● **SHORT PROBLEM**: Spot each line in the records below where the word "товаров" occurs, then copy it.

>> Begin EXERCISE DATA

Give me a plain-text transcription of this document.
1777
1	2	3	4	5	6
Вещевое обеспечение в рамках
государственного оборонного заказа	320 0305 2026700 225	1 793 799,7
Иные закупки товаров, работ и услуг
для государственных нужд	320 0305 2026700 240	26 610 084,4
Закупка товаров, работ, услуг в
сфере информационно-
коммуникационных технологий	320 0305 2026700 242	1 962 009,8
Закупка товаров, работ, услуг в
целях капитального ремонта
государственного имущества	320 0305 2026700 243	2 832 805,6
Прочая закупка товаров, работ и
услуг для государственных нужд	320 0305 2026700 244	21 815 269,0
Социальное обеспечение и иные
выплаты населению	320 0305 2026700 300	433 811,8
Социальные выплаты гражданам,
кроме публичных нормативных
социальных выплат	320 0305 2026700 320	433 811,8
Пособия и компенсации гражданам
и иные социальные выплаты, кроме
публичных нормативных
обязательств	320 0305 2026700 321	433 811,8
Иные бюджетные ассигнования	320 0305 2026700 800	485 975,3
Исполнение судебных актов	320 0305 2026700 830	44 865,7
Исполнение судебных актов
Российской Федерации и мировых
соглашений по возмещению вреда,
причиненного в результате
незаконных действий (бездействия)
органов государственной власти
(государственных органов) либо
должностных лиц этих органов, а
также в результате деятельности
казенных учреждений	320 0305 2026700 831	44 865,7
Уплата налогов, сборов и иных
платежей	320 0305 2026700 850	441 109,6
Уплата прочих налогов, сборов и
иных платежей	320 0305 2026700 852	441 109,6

>> End EXERCISE DATA
>> Begin EXERCISE DATA

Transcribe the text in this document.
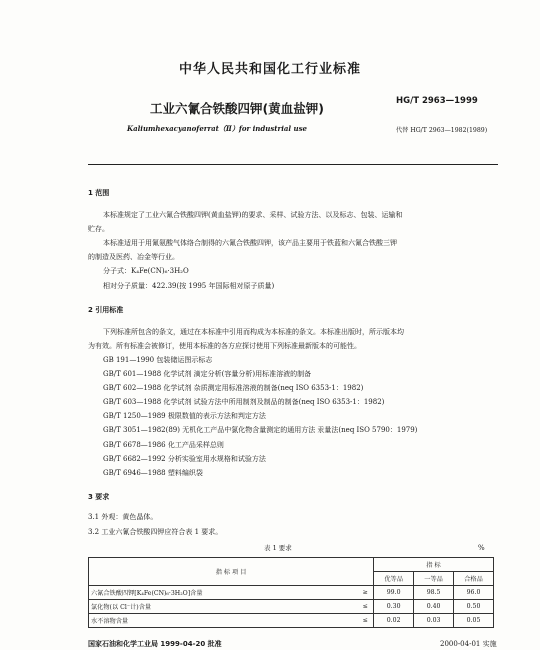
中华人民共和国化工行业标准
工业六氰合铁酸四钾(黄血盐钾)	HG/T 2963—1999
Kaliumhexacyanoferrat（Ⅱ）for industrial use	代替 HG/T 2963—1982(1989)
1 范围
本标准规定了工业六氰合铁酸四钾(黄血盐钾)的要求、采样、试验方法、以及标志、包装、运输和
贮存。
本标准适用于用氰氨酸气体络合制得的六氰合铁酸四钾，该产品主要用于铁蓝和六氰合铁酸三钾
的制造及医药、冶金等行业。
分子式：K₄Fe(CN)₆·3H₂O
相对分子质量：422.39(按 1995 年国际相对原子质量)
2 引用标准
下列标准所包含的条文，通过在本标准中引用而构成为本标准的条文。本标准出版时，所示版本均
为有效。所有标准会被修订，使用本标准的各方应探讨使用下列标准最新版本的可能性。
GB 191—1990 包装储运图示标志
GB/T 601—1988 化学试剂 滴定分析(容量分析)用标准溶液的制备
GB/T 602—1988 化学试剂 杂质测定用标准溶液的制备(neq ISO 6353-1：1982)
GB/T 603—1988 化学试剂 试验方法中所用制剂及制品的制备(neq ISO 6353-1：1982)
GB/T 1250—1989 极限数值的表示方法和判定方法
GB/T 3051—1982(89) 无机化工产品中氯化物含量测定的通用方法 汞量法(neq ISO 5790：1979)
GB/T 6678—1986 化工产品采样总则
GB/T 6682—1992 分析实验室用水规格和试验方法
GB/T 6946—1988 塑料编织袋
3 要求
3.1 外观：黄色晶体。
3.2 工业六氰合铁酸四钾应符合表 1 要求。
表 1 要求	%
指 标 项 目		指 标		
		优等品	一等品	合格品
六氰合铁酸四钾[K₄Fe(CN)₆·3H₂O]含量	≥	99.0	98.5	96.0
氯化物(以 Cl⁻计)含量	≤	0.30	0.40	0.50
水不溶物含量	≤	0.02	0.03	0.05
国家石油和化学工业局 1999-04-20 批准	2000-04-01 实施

>> End EXERCISE DATA
>> Begin EXERCISE DATA

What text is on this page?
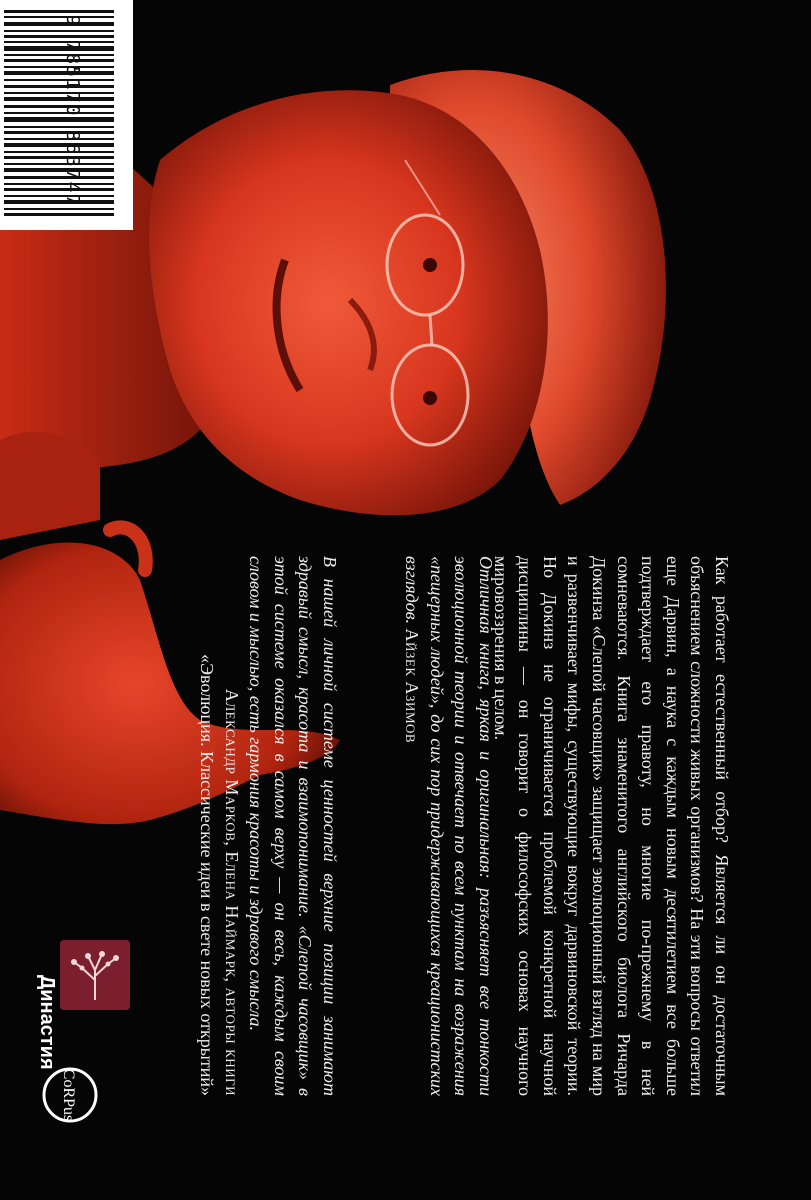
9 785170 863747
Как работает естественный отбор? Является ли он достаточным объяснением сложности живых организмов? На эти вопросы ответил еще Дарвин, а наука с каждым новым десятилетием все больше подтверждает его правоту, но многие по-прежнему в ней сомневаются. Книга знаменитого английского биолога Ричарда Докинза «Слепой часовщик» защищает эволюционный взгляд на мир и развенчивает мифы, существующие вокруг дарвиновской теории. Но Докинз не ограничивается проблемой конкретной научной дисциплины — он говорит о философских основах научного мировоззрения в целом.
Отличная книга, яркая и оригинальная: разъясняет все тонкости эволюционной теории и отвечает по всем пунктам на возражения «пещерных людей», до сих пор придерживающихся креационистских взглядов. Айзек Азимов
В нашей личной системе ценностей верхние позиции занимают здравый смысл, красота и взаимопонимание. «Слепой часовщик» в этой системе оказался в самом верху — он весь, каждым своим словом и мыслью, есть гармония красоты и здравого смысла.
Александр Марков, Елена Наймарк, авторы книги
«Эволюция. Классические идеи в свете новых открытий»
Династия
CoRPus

>> End EXERCISE DATA

● **OUTPUT**:
Иные закупки товаров, работ и услуг
Закупка товаров, работ, услуг в
Закупка товаров, работ, услуг в
Прочая закупка товаров, работ и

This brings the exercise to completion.